SHORT PROBLEM. Please output exactly the run of lines that starts at the line with "Read out every word on this page." and ends at the last line of the records below.

Source records
:::::

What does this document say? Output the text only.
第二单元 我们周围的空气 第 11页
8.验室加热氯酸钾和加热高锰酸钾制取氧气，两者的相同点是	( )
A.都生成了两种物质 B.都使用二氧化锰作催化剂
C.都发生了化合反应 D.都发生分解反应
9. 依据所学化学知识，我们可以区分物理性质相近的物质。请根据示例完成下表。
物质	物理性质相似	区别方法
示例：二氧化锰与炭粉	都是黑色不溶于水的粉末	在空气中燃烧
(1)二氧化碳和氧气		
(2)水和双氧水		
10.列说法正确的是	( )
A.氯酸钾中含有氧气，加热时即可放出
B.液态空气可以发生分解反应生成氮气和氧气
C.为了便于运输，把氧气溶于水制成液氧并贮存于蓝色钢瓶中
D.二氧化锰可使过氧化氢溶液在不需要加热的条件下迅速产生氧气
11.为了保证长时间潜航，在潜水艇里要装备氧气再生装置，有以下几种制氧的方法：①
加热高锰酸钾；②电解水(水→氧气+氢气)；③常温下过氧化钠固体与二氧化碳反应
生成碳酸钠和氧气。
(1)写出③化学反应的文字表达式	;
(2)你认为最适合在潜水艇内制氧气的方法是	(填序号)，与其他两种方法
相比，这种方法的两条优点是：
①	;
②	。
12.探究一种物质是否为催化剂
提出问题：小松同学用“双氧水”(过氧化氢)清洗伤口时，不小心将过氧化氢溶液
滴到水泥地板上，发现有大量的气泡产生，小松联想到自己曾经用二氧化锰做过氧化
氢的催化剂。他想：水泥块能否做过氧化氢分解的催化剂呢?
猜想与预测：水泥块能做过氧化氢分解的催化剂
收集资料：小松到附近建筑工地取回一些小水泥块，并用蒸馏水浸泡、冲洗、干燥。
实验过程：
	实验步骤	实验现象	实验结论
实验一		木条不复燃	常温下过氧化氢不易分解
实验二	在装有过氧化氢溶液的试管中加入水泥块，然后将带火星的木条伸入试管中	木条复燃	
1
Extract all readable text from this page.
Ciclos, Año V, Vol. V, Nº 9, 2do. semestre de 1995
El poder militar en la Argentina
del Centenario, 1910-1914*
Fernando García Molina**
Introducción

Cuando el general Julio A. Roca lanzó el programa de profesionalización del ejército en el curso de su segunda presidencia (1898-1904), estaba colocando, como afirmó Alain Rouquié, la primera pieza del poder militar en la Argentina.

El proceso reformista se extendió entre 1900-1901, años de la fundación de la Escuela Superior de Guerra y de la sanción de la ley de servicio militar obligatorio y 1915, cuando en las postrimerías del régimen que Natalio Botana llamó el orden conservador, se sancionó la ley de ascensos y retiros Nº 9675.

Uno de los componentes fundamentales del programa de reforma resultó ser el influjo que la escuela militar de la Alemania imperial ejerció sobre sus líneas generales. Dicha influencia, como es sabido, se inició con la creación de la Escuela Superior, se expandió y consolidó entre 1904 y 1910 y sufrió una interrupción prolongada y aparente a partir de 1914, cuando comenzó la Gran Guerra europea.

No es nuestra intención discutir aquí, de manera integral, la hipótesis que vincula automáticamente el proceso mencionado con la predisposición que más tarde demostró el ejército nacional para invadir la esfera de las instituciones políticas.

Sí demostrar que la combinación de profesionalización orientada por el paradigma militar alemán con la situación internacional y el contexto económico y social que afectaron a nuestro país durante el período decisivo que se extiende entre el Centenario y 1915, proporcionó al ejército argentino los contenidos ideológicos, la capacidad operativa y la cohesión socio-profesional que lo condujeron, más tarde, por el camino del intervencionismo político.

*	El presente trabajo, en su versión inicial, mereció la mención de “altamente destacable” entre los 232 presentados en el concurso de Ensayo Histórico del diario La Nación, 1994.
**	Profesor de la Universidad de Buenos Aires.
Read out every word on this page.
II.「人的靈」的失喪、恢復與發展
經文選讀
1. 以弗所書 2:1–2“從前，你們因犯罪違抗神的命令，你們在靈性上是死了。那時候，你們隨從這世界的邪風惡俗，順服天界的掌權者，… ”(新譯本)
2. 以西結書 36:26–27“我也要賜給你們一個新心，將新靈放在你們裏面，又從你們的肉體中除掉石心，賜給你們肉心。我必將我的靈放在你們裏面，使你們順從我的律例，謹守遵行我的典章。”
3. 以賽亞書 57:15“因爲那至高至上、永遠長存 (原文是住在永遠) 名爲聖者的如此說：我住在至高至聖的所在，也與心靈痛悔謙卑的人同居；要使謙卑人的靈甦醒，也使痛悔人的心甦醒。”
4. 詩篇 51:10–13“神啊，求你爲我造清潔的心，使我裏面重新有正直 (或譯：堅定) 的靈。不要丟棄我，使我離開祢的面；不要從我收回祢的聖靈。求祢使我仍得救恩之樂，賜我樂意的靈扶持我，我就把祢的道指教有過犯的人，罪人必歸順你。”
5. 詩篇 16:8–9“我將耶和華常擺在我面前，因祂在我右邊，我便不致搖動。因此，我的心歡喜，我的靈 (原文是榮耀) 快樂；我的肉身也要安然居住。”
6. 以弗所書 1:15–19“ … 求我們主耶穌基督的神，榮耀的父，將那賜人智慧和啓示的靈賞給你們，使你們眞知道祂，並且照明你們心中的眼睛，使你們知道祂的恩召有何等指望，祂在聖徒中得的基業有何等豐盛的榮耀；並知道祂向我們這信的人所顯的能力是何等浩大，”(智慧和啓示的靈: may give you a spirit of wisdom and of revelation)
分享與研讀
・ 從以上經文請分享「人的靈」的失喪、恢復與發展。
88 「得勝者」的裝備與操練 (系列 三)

:::::

THE RESPONSE.
Read out every word on this page.
II.「人的靈」的失喪、恢復與發展
經文選讀
1. 以弗所書 2:1–2“從前，你們因犯罪違抗神的命令，你們在靈性上是死了。那時候，你們隨從這世界的邪風惡俗，順服天界的掌權者，… ”(新譯本)
2. 以西結書 36:26–27“我也要賜給你們一個新心，將新靈放在你們裏面，又從你們的肉體中除掉石心，賜給你們肉心。我必將我的靈放在你們裏面，使你們順從我的律例，謹守遵行我的典章。”
3. 以賽亞書 57:15“因爲那至高至上、永遠長存 (原文是住在永遠) 名爲聖者的如此說：我住在至高至聖的所在，也與心靈痛悔謙卑的人同居；要使謙卑人的靈甦醒，也使痛悔人的心甦醒。”
4. 詩篇 51:10–13“神啊，求你爲我造清潔的心，使我裏面重新有正直 (或譯：堅定) 的靈。不要丟棄我，使我離開祢的面；不要從我收回祢的聖靈。求祢使我仍得救恩之樂，賜我樂意的靈扶持我，我就把祢的道指教有過犯的人，罪人必歸順你。”
5. 詩篇 16:8–9“我將耶和華常擺在我面前，因祂在我右邊，我便不致搖動。因此，我的心歡喜，我的靈 (原文是榮耀) 快樂；我的肉身也要安然居住。”
6. 以弗所書 1:15–19“ … 求我們主耶穌基督的神，榮耀的父，將那賜人智慧和啓示的靈賞給你們，使你們眞知道祂，並且照明你們心中的眼睛，使你們知道祂的恩召有何等指望，祂在聖徒中得的基業有何等豐盛的榮耀；並知道祂向我們這信的人所顯的能力是何等浩大，”(智慧和啓示的靈: may give you a spirit of wisdom and of revelation)
分享與研讀
・ 從以上經文請分享「人的靈」的失喪、恢復與發展。
88 「得勝者」的裝備與操練 (系列 三)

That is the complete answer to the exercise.